═══ EXERCISE MATERIALS
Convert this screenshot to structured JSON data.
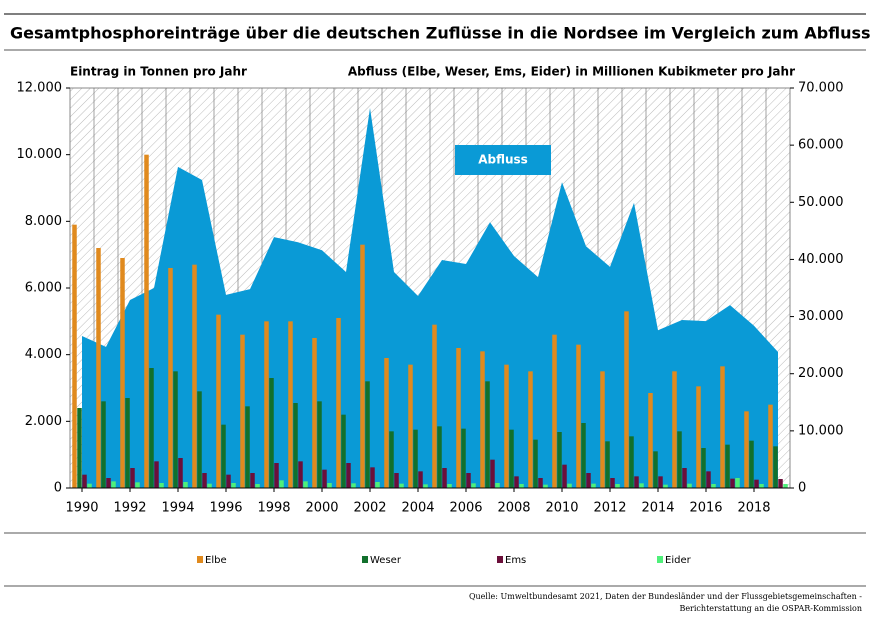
{
  "chart_data": {
    "type": "bar",
    "title": "Gesamtphosphoreinträge über die deutschen Zuflüsse in die Nordsee im Vergleich zum Abfluss",
    "y_label": "Eintrag in Tonnen pro Jahr",
    "y2_label": "Abfluss (Elbe, Weser, Ems, Eider) in Millionen Kubikmeter pro Jahr",
    "source": [
      "Quelle: Umweltbundesamt 2021, Daten der Bundesländer und der Flussgebietsgemeinschaften -",
      "Berichterstattung an die OSPAR-Kommission"
    ],
    "x": [
      1990,
      1991,
      1992,
      1993,
      1994,
      1995,
      1996,
      1997,
      1998,
      1999,
      2000,
      2001,
      2002,
      2003,
      2004,
      2005,
      2006,
      2007,
      2008,
      2009,
      2010,
      2011,
      2012,
      2013,
      2014,
      2015,
      2016,
      2017,
      2018,
      2019
    ],
    "xlim": [
      1989.5,
      2019.5
    ],
    "xticks": [
      1990,
      1992,
      1994,
      1996,
      1998,
      2000,
      2002,
      2004,
      2006,
      2008,
      2010,
      2012,
      2014,
      2016,
      2018
    ],
    "ylim": [
      0,
      12000
    ],
    "yticks": [
      {
        "value": 0,
        "label": "0"
      },
      {
        "value": 2000,
        "label": "2.000"
      },
      {
        "value": 4000,
        "label": "4.000"
      },
      {
        "value": 6000,
        "label": "6.000"
      },
      {
        "value": 8000,
        "label": "8.000"
      },
      {
        "value": 10000,
        "label": "10.000"
      },
      {
        "value": 12000,
        "label": "12.000"
      }
    ],
    "y2lim": [
      0,
      70000
    ],
    "y2ticks": [
      {
        "value": 0,
        "label": "0"
      },
      {
        "value": 10000,
        "label": "10.000"
      },
      {
        "value": 20000,
        "label": "20.000"
      },
      {
        "value": 30000,
        "label": "30.000"
      },
      {
        "value": 40000,
        "label": "40.000"
      },
      {
        "value": 50000,
        "label": "50.000"
      },
      {
        "value": 60000,
        "label": "60.000"
      },
      {
        "value": 70000,
        "label": "70.000"
      }
    ],
    "series": [
      {
        "name": "Elbe",
        "type": "bar",
        "color": "#e08a1e",
        "values": [
          7900,
          7200,
          6900,
          10000,
          6600,
          6700,
          5200,
          4600,
          5000,
          5000,
          4500,
          5100,
          7300,
          3900,
          3700,
          4900,
          4200,
          4100,
          3700,
          3500,
          4600,
          4300,
          3500,
          5300,
          2850,
          3500,
          3050,
          3650,
          2300,
          2500
        ]
      },
      {
        "name": "Weser",
        "type": "bar",
        "color": "#12702c",
        "values": [
          2400,
          2600,
          2700,
          3600,
          3500,
          2900,
          1900,
          2450,
          3300,
          2550,
          2600,
          2200,
          3200,
          1700,
          1750,
          1850,
          1780,
          3200,
          1750,
          1450,
          1680,
          1950,
          1400,
          1550,
          1100,
          1700,
          1200,
          1300,
          1420,
          1250
        ]
      },
      {
        "name": "Ems",
        "type": "bar",
        "color": "#6b0f3a",
        "values": [
          400,
          300,
          600,
          800,
          900,
          450,
          400,
          450,
          750,
          800,
          550,
          750,
          620,
          450,
          500,
          600,
          450,
          850,
          350,
          300,
          700,
          450,
          300,
          350,
          350,
          600,
          500,
          280,
          250,
          270
        ]
      },
      {
        "name": "Eider",
        "type": "bar",
        "color": "#4ff07a",
        "values": [
          130,
          200,
          170,
          150,
          180,
          130,
          150,
          120,
          230,
          200,
          150,
          140,
          180,
          130,
          110,
          120,
          140,
          150,
          120,
          100,
          130,
          130,
          120,
          140,
          100,
          130,
          120,
          300,
          120,
          120
        ]
      },
      {
        "name": "Abfluss",
        "type": "area",
        "axis": "y2",
        "color": "#0a9ad6",
        "values": [
          26600,
          24700,
          32900,
          35000,
          56200,
          53900,
          33800,
          34800,
          43900,
          43000,
          41600,
          37800,
          66500,
          37800,
          33600,
          39900,
          39200,
          46500,
          40600,
          36900,
          53500,
          42300,
          38700,
          49900,
          27600,
          29400,
          29200,
          32000,
          28400,
          23800
        ]
      }
    ]
  }
}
══════
• _WHAT YOU SHOULD DO_: Show the lines of the data that hold the word "Eider".

• _WRITTEN RESPONSE_:
    "y2_label": "Abfluss (Elbe, Weser, Ems, Eider) in Millionen Kubikmeter pro Jahr",
        "name": "Eider",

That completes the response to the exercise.